Gentoo Linuxは他の大方のディストリビューションと違い、インストールの際にローカルで全てのパッケージをソースコードからコンパイルする。マシンの性能によってはかなりの時間がかかる非効率的なものだが、コンパイル時にマシンの特性や構築するシステムによって自由に設定を調節できる。マシンや構築するシステムに合った正しい設定をすれば、システム全体の高速化が期待できる。

通常コンパイルの設定をする際には、パッケージごとに設定する内容をマシンの特性や構築するシステムによってよく吟味しなければならない。それは時間がかかる上に、習得コストも高い。Gentoo Linuxはコンパイル時の設定とコンパイル、生成したバイナリのインストールを自動的に実行するCUIフロントエンドを提供する。その際の設定をユーザーに提供するフロントエンドがUSEフラグである。

使用例[編集]

"/etc/portage/make.conf" でシステム全体に設定[編集]

例えば、Intel の Skylake(第6世代 Core 2)プロセッサを使用しているとする。その場合、Skylake プロセッサに含まれない命令に対応するバイナリを生成すると余分である。そこで、

COMMON_FLAGS="-march=skylake"

• [エントリ一覧]
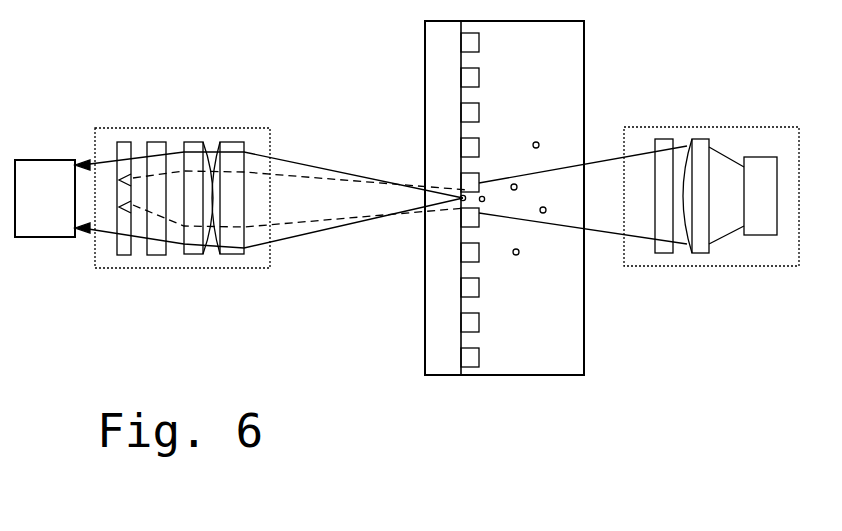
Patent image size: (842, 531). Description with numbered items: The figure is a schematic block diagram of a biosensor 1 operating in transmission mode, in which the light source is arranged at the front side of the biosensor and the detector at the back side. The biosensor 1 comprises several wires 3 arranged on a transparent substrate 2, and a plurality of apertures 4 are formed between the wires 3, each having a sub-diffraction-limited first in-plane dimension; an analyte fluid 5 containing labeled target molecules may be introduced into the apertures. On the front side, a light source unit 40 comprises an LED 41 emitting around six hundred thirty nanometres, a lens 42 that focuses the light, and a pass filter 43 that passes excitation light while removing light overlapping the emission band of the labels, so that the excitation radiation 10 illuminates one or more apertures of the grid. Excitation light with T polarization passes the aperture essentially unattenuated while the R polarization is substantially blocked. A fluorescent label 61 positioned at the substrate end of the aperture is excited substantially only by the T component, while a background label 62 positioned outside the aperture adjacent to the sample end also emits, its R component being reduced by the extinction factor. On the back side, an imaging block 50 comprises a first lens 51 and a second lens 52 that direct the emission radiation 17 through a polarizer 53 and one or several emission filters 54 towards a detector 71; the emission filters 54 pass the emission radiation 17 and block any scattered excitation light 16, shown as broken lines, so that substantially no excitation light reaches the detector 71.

The biosensor 1 is at (481, 273).
The transparent substrate 2 is at (443, 375).
The wires 3 is at (479, 319).
The apertures 4 is at (472, 336).
The analyte fluid 5 is at (557, 325).
The excitation radiation 10 is at (602, 230).
The scattered excitation light 16 is at (300, 223).
The emission radiation 17 is at (305, 234).
The light source unit 40 is at (711, 201).
The LED 41 is at (770, 157).
The lens 42 is at (702, 139).
The pass filter 43 is at (667, 139).
The imaging block 50 is at (179, 206).
The first lens 51 is at (240, 142).
The second lens 52 is at (200, 142).
The polarizer 53 is at (158, 142).
The emission filter 54 is at (127, 142).
The fluorescent label 61 is at (465, 192).
The background label 62 is at (484, 201).
The detector 71 is at (50, 160).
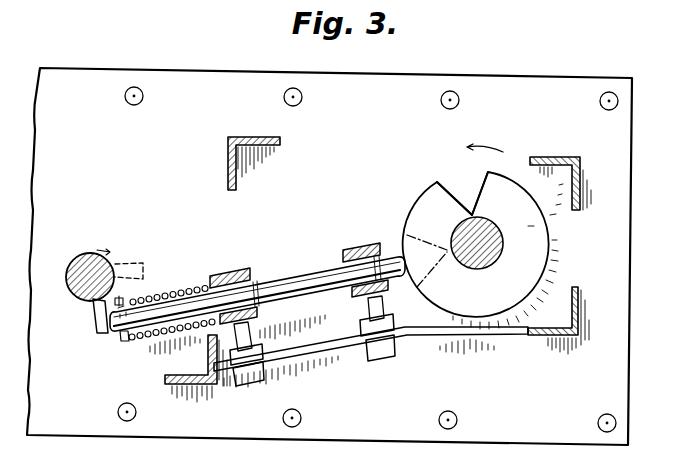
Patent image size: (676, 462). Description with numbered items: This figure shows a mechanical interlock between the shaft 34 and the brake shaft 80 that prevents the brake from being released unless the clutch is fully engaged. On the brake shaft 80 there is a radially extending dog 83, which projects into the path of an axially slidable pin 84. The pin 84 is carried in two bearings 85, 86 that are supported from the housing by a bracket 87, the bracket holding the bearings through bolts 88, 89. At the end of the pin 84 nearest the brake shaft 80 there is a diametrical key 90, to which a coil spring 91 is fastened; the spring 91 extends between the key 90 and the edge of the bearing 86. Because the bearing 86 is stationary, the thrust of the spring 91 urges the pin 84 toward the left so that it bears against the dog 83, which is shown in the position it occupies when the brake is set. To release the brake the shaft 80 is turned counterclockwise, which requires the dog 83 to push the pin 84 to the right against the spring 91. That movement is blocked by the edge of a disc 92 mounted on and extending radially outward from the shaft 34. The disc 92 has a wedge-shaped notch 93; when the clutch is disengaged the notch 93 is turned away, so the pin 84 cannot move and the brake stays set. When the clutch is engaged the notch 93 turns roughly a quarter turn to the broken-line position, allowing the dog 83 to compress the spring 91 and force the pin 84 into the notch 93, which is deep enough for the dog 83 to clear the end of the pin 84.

The brake shaft 80 is at (87, 255).
The dog 83 is at (100, 334).
The pin 84 is at (308, 270).
The bearing 85 is at (363, 247).
The bearing 86 is at (225, 274).
The bracket 87 is at (314, 351).
The bolt 88 is at (253, 334).
The bolt 89 is at (390, 297).
The key 90 is at (128, 341).
The coil spring 91 is at (163, 292).
The disc 92 is at (538, 242).
The notch 93 is at (440, 180).
The shaft 34 is at (483, 260).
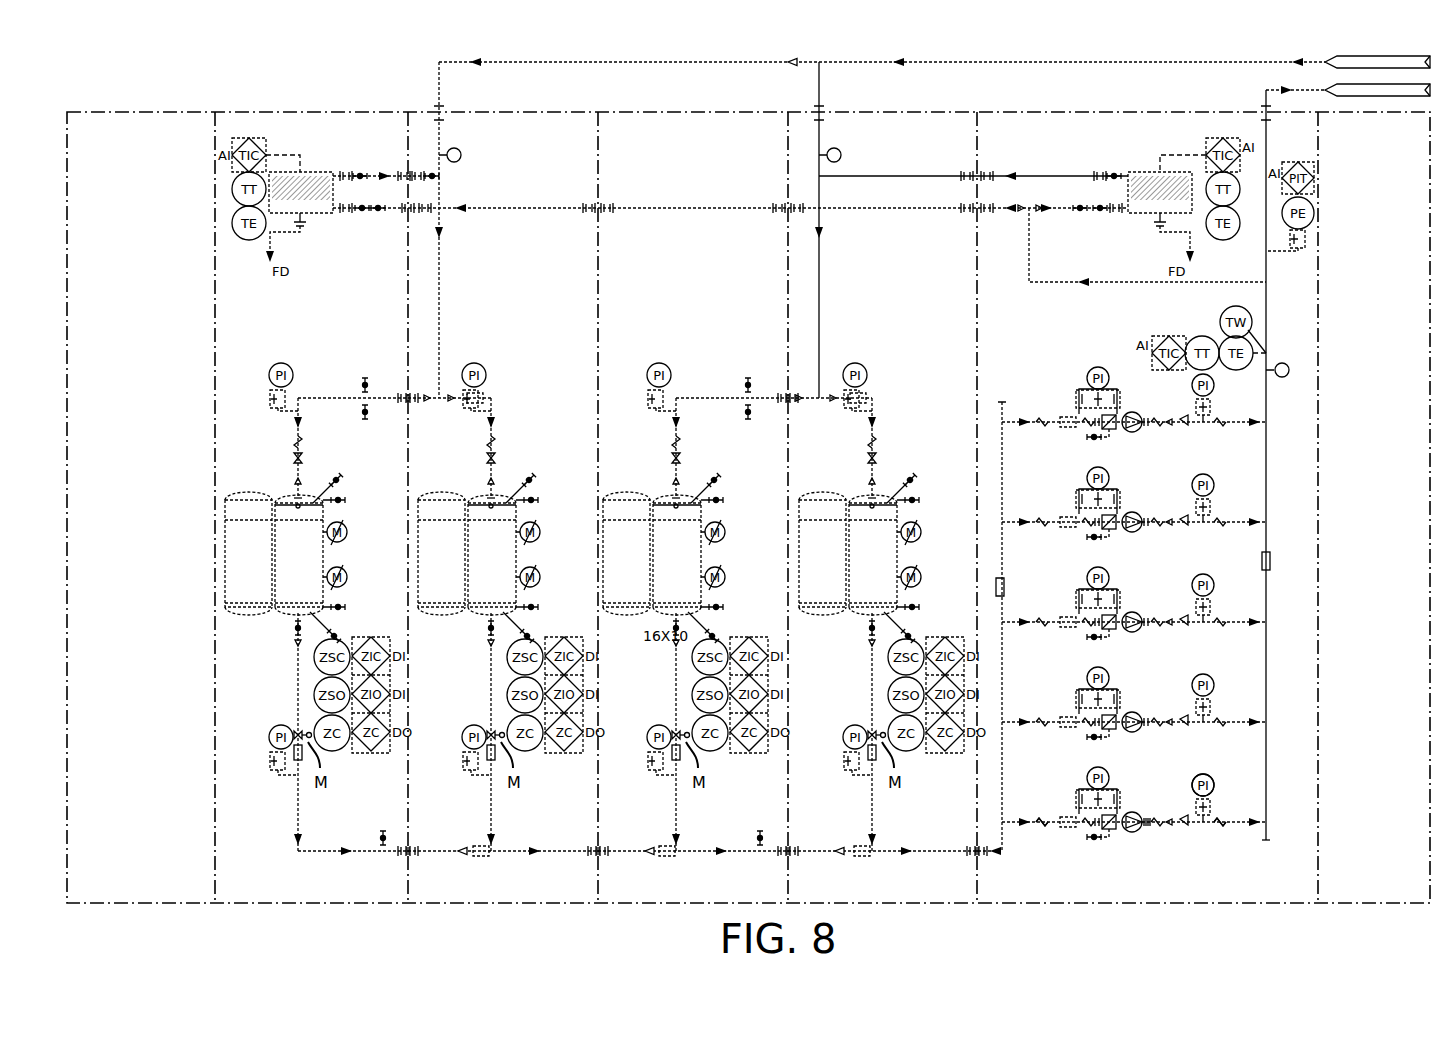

• [作業内容] Gentoo LinuxのコンパイルとUSEフラグについての本文を、末尾に示された行の直後から再開して書き継いでください。

• [解答]
とすると、余分なサポートを含まないバイナリを生成でき、Skylake プロセッサで高速に稼働するシステムを構成することができる。

さらに、GNOME デスクトップ環境を構築することを考える。その場合生成するバイナリが KDE に対応していると必要のないサポートが組み込まれ、結果としてシステム全体は重くなる。そこで、USEフラグを、

USE="gnome -kde"

と記述してシステムに適用すると GNOME のサポートを組み込み、KDE のサポートを組み込まないようにバイナリを生成できる。